## begin Document passage
In addition, a number of other premium and super premium brands in our U.S. portfolio Sonoma-Cutrer, Bonterra, Herradura and Chambord are all still declining somewhat showed improving depletion trends compared to the first quarter. One milestone particularly worth mentioning, el Jimador in the U.S. which sells for about $20 for a 750, during the quarter surpassed 200,000 cases on a twelve month basis.

We’re particularly pleased with the performances of this brand as it continues to grow at significant double digit rates. On the other hand, a number of brands continued to struggle in this period, particularly brands that are more depended on strong on-premise environment which has especially affected Southern Comfort.

Finally, let’s talk about that roughly 20% of our business that is Jack Daniel’s Tennessee Whiskey in the United States. Second quarter depletions showed a small decline and a slight improvement over the first quarter. Encouragingly, roughly half of the 50 States showed improvement in their depletion trends, which included our four largest markets of California, Texas, New York and Florida. The last three, Texas, New York and Florida all growth in the low to mid single-digits, while California showed a slight decline.

A couple of reasons why this is particularly encouraging, both Florida and California were early markets to suffer in the economic downturn and suffered disproportionately. In addition, all four of these markets are where we had implemented our distributional lines with Bacardi. Nielsen and NABCA consumer takeaway data also confirmed these improving trends.

If you look at the broader Nielsen data that includes liquor stores and management club stores and beyond just food and drug, and you combine that with NABCA sales data which brings in both on-premise and off-premise performance in the control states, all of this information together represents about 55% of the total U.S. spirits business.
## end Document passage
## begin Record extracts
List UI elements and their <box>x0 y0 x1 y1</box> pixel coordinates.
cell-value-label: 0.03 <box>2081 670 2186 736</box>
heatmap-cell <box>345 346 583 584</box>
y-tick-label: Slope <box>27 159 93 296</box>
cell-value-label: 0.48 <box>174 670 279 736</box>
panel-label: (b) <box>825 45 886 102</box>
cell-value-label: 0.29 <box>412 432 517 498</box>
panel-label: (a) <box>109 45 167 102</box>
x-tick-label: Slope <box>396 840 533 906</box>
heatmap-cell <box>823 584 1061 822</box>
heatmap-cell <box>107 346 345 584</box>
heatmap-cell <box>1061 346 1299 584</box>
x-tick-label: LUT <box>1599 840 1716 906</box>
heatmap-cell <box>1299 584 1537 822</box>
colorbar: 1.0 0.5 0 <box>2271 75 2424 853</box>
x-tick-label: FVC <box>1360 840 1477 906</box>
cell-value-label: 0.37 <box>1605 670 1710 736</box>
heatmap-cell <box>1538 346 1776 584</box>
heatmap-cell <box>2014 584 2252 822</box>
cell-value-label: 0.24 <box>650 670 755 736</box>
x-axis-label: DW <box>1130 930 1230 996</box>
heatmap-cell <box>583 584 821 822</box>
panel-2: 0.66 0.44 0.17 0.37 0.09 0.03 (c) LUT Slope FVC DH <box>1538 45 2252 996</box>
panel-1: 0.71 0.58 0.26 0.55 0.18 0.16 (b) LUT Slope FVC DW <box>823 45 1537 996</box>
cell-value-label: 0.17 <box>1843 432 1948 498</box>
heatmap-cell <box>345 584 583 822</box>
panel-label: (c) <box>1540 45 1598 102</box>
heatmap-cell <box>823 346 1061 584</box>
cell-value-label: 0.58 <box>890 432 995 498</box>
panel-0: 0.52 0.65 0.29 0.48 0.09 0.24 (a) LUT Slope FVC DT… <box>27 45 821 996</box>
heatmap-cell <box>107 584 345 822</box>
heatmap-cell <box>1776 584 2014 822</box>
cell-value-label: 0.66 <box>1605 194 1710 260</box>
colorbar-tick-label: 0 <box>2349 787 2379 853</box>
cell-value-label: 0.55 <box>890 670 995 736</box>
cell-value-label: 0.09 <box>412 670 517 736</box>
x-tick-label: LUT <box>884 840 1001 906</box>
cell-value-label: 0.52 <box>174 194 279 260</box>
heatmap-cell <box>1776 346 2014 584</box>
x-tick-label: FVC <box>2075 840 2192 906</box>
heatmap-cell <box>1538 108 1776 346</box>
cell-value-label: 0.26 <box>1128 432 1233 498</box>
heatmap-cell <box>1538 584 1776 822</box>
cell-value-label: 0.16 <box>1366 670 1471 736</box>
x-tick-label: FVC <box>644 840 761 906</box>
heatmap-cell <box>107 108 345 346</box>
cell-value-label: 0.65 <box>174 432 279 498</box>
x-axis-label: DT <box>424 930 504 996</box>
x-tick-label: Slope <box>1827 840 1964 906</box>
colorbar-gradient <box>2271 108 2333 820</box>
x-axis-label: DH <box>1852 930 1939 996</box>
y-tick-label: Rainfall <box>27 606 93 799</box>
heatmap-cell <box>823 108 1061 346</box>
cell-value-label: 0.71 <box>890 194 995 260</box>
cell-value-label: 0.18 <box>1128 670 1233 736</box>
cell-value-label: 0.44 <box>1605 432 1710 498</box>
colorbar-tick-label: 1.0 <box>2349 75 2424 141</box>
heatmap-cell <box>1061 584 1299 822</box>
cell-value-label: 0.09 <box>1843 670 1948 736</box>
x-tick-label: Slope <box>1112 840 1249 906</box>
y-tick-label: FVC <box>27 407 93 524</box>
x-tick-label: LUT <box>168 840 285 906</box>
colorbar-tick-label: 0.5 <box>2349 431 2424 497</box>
## end Record extracts
## begin Record extracts
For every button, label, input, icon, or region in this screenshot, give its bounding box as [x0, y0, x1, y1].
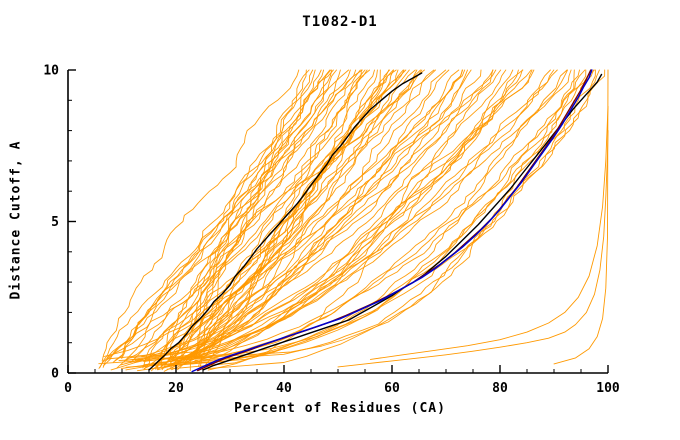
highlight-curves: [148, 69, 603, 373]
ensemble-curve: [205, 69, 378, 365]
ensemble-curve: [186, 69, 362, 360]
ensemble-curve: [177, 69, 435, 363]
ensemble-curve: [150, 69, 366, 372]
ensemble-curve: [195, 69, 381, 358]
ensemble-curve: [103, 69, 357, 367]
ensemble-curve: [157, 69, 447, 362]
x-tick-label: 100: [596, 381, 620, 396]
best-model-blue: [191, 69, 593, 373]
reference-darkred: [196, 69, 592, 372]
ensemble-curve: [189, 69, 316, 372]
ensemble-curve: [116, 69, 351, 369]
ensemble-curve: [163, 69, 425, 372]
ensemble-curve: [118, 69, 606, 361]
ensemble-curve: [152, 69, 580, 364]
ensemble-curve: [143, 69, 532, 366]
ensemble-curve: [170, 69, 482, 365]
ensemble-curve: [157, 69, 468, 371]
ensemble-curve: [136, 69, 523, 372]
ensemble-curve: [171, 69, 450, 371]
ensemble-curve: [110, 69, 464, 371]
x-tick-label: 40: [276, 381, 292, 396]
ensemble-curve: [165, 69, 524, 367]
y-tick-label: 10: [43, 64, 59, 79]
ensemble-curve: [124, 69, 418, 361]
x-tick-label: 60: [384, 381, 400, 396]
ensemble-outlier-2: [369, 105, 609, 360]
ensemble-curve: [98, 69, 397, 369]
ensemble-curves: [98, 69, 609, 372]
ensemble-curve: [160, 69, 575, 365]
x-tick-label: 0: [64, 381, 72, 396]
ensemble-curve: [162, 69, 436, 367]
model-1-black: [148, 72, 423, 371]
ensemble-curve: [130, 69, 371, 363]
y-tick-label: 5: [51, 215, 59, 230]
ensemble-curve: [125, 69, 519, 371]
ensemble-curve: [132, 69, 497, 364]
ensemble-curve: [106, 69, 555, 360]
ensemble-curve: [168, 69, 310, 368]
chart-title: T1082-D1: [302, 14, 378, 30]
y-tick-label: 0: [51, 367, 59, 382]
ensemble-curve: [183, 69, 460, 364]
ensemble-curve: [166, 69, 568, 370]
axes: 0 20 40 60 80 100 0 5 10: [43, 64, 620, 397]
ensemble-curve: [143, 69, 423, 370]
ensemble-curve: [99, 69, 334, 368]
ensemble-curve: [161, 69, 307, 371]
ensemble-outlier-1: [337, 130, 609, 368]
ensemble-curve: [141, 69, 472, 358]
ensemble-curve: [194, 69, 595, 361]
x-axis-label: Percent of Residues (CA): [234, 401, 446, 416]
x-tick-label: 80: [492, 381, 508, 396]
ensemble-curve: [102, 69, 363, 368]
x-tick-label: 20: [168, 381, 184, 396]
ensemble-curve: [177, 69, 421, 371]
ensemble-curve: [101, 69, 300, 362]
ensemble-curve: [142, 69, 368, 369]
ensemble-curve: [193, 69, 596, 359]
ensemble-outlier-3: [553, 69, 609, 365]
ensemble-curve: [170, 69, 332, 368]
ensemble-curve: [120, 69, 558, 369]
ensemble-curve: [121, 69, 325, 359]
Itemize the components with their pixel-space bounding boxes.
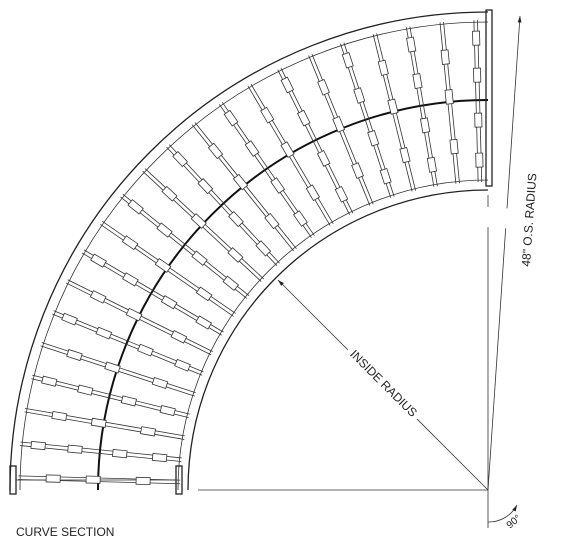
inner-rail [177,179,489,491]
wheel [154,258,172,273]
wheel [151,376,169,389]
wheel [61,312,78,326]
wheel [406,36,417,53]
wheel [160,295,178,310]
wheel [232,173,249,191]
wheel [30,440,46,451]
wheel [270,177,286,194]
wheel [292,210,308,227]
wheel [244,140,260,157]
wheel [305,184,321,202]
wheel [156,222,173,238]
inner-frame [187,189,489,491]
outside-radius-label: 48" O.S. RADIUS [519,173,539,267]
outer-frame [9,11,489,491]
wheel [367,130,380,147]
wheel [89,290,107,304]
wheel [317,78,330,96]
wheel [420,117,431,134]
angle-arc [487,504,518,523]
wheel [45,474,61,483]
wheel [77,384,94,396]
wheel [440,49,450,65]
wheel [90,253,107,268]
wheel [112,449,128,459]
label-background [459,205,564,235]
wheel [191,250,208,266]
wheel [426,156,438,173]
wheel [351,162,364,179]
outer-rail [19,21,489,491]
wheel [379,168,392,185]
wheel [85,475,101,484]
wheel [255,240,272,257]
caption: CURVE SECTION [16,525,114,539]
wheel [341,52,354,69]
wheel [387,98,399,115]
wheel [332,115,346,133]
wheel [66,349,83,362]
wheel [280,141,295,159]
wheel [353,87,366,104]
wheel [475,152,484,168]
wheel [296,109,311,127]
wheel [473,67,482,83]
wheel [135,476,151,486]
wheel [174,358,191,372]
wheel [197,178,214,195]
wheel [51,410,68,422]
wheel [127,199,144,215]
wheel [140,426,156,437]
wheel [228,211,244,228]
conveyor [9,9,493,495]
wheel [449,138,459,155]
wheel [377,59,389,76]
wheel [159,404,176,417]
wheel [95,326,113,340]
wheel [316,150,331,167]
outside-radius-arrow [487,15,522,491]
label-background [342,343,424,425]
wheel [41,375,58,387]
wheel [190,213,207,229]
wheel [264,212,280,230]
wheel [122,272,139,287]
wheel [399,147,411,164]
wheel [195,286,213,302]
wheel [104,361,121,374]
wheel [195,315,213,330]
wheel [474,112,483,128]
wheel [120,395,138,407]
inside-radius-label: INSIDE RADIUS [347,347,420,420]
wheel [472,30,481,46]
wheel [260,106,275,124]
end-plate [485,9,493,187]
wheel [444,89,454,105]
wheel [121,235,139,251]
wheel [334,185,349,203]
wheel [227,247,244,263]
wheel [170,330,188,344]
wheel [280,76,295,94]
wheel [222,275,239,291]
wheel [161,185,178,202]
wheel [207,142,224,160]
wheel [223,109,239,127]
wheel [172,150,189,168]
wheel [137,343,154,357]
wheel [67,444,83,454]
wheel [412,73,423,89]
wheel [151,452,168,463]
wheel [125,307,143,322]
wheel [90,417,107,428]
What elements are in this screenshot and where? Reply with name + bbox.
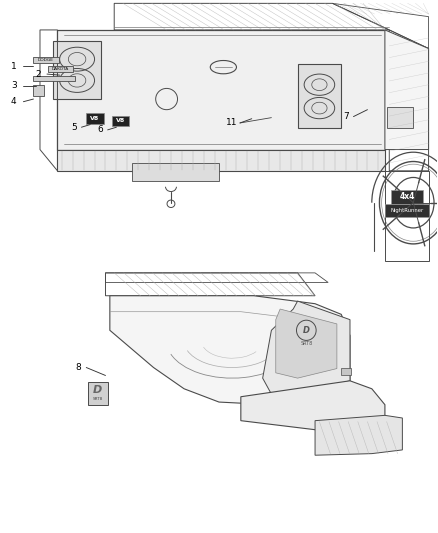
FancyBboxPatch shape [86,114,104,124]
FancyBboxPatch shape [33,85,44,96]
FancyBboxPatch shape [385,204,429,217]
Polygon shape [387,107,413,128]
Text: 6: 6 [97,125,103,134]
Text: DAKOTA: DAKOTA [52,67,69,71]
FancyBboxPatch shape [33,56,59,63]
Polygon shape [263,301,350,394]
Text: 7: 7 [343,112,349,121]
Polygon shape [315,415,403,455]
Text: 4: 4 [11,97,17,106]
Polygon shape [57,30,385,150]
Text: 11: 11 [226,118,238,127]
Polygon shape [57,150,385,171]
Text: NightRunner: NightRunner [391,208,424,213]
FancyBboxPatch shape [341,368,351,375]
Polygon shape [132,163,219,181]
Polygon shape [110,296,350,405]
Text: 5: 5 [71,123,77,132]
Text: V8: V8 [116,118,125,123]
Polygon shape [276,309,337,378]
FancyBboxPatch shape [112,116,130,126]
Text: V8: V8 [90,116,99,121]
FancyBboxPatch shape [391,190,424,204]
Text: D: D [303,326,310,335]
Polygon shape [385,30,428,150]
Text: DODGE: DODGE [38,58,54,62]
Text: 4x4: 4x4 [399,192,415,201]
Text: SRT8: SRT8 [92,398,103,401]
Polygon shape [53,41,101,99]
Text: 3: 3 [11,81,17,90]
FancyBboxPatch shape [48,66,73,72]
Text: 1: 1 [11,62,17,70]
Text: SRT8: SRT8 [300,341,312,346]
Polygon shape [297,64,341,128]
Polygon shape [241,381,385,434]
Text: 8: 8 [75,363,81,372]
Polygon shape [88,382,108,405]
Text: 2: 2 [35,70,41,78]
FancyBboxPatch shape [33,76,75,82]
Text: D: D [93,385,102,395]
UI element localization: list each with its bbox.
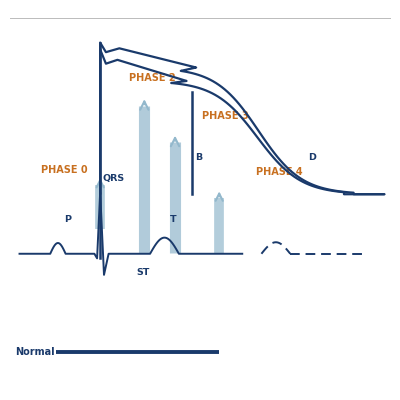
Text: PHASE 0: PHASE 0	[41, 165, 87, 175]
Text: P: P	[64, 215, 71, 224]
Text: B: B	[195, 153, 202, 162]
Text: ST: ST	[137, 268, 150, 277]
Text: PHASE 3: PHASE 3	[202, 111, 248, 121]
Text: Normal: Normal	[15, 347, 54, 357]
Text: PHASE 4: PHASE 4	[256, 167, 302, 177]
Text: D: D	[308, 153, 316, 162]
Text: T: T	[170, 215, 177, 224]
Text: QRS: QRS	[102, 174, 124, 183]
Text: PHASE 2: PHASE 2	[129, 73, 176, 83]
## end Record extracts
## begin Record extracts
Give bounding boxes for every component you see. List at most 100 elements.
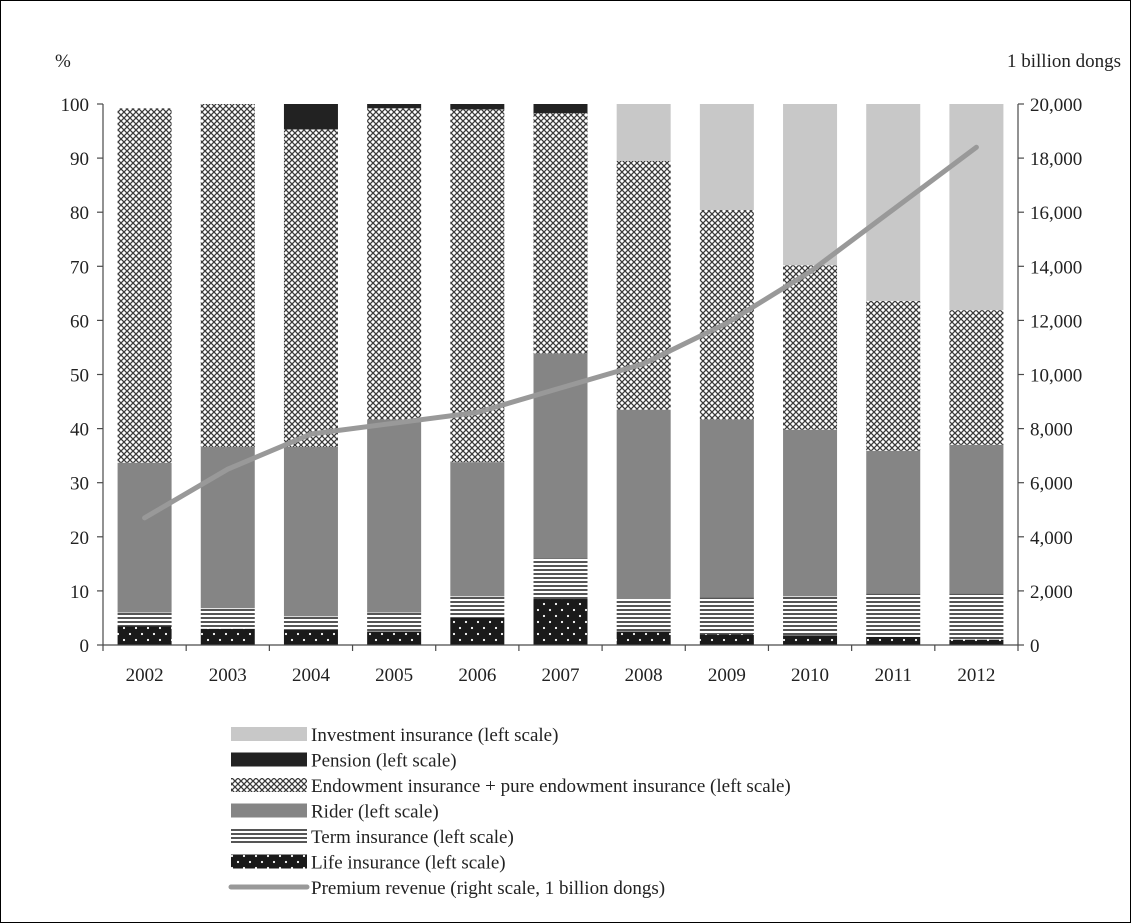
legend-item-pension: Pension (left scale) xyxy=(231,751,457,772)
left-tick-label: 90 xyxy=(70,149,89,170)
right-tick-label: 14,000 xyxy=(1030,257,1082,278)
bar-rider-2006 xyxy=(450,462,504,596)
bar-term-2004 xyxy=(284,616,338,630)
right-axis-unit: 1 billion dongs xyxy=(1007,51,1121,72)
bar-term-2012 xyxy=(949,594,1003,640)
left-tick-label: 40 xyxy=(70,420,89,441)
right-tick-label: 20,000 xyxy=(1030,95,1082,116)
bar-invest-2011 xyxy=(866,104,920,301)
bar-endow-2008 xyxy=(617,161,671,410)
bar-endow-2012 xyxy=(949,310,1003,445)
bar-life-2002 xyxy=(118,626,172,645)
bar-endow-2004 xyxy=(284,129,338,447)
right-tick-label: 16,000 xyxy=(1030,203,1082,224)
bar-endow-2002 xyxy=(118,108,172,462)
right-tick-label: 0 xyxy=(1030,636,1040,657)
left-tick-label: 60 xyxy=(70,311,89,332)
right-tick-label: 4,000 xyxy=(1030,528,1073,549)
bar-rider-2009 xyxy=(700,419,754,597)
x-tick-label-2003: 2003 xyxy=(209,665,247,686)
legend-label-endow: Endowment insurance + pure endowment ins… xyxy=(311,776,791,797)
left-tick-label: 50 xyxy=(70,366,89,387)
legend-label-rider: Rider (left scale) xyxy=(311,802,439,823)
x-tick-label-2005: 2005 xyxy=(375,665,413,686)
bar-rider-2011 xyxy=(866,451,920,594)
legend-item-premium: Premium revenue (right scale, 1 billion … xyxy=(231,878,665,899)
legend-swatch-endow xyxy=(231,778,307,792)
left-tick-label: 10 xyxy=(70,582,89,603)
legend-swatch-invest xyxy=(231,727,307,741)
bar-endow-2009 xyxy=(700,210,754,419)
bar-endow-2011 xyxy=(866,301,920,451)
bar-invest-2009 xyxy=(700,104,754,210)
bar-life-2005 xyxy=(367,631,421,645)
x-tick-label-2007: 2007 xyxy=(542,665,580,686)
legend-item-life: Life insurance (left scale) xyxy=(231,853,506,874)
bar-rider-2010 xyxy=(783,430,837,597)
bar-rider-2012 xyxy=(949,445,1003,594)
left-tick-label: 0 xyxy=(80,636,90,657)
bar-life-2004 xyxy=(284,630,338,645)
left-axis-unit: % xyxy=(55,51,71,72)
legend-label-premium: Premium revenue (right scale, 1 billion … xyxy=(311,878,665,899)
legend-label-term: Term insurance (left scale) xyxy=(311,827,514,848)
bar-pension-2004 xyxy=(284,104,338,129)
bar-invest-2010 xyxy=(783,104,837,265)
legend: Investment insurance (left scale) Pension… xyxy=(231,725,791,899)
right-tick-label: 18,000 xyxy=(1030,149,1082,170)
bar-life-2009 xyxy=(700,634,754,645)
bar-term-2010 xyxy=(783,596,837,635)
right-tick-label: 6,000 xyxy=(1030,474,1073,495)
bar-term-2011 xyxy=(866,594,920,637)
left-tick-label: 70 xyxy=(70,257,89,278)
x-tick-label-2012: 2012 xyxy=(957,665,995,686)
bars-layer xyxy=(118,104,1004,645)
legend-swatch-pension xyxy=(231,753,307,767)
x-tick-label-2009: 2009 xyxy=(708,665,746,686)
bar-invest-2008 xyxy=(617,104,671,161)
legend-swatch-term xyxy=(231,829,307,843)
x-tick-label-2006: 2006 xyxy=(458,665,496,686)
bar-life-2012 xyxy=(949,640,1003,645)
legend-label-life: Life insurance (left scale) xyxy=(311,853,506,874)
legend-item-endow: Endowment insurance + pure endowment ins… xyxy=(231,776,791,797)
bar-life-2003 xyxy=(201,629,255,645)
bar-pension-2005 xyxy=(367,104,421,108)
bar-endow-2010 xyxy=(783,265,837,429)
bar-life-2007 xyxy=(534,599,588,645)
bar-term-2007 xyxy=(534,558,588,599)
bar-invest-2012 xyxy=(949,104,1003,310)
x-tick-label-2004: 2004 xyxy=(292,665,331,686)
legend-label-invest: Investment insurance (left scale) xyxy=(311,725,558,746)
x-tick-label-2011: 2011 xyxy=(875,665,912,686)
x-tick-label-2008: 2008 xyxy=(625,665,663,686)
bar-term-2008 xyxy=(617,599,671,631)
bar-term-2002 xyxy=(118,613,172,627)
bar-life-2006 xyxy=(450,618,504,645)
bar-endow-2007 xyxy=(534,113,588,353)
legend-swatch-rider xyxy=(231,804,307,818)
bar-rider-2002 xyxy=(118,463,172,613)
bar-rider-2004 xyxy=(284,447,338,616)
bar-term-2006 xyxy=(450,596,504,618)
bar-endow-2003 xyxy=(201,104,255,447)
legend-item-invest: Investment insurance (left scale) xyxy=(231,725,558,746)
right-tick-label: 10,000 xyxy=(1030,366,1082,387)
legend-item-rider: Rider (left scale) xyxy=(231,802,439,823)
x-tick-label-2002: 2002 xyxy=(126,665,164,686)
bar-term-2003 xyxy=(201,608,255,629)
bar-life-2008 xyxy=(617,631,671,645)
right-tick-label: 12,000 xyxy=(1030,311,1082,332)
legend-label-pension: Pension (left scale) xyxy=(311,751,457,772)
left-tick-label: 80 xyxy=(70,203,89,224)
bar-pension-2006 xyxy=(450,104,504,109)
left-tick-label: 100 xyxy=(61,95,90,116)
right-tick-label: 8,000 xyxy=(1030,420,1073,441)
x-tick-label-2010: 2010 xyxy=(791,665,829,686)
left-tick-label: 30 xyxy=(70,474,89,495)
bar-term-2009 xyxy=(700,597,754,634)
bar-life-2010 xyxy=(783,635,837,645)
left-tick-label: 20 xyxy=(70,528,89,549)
## end Record extracts
## Do this
Write out the entire earnings call passage on U.S. brand depletion trends word for word. The entries come from a different source than the earnings call passage.

## Solved exercise
In addition, a number of other premium and super premium brands in our U.S. portfolio Sonoma-Cutrer, Bonterra, Herradura and Chambord are all still declining somewhat showed improving depletion trends compared to the first quarter. One milestone particularly worth mentioning, el Jimador in the U.S. which sells for about $20 for a 750, during the quarter surpassed 200,000 cases on a twelve month basis.

We’re particularly pleased with the performances of this brand as it continues to grow at significant double digit rates. On the other hand, a number of brands continued to struggle in this period, particularly brands that are more depended on strong on-premise environment which has especially affected Southern Comfort.

Finally, let’s talk about that roughly 20% of our business that is Jack Daniel’s Tennessee Whiskey in the United States. Second quarter depletions showed a small decline and a slight improvement over the first quarter. Encouragingly, roughly half of the 50 States showed improvement in their depletion trends, which included our four largest markets of California, Texas, New York and Florida. The last three, Texas, New York and Florida all growth in the low to mid single-digits, while California showed a slight decline.

A couple of reasons why this is particularly encouraging, both Florida and California were early markets to suffer in the economic downturn and suffered disproportionately. In addition, all four of these markets are where we had implemented our distributional lines with Bacardi. Nielsen and NABCA consumer takeaway data also confirmed these improving trends.

If you look at the broader Nielsen data that includes liquor stores and management club stores and beyond just food and drug, and you combine that with NABCA sales data which brings in both on-premise and off-premise performance in the control states, all of this information together represents about 55% of the total U.S. spirits business.